EXERCISE PROMPT:
Extract every line that contains the string "traffic".

=== STORED RECORDS ===

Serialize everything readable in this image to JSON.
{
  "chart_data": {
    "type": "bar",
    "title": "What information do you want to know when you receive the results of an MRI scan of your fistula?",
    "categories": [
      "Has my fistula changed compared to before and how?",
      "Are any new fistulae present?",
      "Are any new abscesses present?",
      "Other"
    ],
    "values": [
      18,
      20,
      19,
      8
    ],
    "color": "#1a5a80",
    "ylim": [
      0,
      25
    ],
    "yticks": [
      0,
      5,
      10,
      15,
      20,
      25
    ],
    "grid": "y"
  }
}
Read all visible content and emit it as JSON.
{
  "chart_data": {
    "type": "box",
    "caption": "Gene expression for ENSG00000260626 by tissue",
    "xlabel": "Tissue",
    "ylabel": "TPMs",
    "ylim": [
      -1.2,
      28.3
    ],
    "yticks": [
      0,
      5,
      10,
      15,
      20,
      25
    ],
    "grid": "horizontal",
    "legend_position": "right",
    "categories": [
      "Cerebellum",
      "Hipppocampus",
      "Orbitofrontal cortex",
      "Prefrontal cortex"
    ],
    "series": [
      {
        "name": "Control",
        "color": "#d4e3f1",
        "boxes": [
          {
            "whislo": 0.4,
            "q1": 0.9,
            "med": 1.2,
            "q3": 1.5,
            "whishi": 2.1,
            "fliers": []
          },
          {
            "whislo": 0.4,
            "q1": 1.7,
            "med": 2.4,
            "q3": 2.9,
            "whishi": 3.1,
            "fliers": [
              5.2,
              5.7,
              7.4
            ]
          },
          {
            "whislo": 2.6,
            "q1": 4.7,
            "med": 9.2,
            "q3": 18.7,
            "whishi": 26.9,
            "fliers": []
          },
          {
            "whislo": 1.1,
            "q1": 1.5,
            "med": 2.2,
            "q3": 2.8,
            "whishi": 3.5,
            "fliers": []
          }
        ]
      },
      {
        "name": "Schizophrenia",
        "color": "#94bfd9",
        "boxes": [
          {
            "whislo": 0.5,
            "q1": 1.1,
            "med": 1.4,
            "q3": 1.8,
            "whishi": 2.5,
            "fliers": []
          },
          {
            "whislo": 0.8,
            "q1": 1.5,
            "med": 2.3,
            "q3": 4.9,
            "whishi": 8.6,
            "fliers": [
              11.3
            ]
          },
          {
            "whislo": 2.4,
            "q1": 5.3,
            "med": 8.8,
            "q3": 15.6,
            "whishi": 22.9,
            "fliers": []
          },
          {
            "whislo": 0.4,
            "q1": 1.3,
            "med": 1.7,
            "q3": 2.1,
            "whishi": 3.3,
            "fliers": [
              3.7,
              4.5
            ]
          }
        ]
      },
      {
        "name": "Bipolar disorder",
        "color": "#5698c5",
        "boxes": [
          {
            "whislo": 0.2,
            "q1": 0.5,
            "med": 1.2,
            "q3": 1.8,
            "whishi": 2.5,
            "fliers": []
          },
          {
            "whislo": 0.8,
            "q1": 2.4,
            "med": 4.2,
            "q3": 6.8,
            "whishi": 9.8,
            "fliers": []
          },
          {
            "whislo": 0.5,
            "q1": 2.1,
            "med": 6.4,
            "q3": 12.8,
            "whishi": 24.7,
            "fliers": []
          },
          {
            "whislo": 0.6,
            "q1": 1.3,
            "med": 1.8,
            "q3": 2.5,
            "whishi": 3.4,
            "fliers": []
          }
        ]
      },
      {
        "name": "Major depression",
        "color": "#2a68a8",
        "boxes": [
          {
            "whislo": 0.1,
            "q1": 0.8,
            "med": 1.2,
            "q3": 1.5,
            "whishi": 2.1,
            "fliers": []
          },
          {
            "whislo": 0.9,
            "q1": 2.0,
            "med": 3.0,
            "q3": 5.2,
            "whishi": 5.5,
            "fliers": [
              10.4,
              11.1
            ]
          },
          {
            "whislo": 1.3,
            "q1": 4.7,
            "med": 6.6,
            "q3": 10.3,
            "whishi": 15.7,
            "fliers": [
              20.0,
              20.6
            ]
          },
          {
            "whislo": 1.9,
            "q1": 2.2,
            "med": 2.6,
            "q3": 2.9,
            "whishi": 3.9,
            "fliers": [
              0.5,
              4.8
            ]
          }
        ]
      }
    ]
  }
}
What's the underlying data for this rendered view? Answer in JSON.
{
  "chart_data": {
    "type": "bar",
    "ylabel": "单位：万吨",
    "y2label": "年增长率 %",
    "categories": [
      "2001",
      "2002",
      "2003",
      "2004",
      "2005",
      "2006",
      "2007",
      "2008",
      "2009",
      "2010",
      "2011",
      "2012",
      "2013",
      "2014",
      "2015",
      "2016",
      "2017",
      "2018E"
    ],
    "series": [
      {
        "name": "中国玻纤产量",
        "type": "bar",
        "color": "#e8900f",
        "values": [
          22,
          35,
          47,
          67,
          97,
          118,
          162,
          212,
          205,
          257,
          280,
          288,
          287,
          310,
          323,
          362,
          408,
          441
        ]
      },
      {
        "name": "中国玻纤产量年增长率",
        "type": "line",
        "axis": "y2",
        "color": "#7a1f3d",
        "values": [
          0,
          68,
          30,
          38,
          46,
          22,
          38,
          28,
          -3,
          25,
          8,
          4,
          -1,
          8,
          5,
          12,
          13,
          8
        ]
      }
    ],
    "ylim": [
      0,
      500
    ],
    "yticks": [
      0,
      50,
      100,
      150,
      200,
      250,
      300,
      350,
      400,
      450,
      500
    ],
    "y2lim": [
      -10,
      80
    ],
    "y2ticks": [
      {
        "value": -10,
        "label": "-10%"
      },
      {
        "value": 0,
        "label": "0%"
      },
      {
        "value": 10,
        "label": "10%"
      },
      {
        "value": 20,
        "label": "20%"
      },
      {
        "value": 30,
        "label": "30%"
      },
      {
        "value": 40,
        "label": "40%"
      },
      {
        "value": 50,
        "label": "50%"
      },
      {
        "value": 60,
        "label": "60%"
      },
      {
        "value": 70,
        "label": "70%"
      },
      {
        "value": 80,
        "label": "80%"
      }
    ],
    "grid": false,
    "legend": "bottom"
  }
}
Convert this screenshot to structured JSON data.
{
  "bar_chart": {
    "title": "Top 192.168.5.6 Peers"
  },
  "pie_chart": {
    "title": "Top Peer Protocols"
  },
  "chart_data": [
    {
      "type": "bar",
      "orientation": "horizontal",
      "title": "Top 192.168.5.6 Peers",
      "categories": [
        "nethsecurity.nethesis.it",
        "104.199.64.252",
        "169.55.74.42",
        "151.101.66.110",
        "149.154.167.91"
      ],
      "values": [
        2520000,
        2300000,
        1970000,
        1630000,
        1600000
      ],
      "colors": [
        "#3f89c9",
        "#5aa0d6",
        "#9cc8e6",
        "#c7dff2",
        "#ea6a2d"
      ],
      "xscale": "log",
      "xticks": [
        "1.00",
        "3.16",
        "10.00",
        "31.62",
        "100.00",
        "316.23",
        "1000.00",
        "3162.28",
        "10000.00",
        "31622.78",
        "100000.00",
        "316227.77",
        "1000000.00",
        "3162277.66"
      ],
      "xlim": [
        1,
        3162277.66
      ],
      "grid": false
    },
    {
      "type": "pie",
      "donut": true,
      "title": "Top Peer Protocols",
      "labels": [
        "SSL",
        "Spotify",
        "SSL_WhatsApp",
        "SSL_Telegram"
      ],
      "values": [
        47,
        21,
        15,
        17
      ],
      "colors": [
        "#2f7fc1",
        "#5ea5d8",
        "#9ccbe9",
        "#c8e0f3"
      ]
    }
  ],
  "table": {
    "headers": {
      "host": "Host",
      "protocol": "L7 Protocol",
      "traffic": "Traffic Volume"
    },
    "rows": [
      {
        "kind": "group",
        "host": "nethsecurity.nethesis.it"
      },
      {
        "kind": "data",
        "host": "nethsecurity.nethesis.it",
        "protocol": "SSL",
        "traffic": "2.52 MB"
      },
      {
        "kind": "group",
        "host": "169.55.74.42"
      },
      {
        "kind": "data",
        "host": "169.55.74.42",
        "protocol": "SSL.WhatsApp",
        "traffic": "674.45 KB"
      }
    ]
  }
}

===

SOLUTION FOR THIS TASK:
      "traffic": "Traffic Volume"
        "traffic": "2.52 MB"
        "traffic": "674.45 KB"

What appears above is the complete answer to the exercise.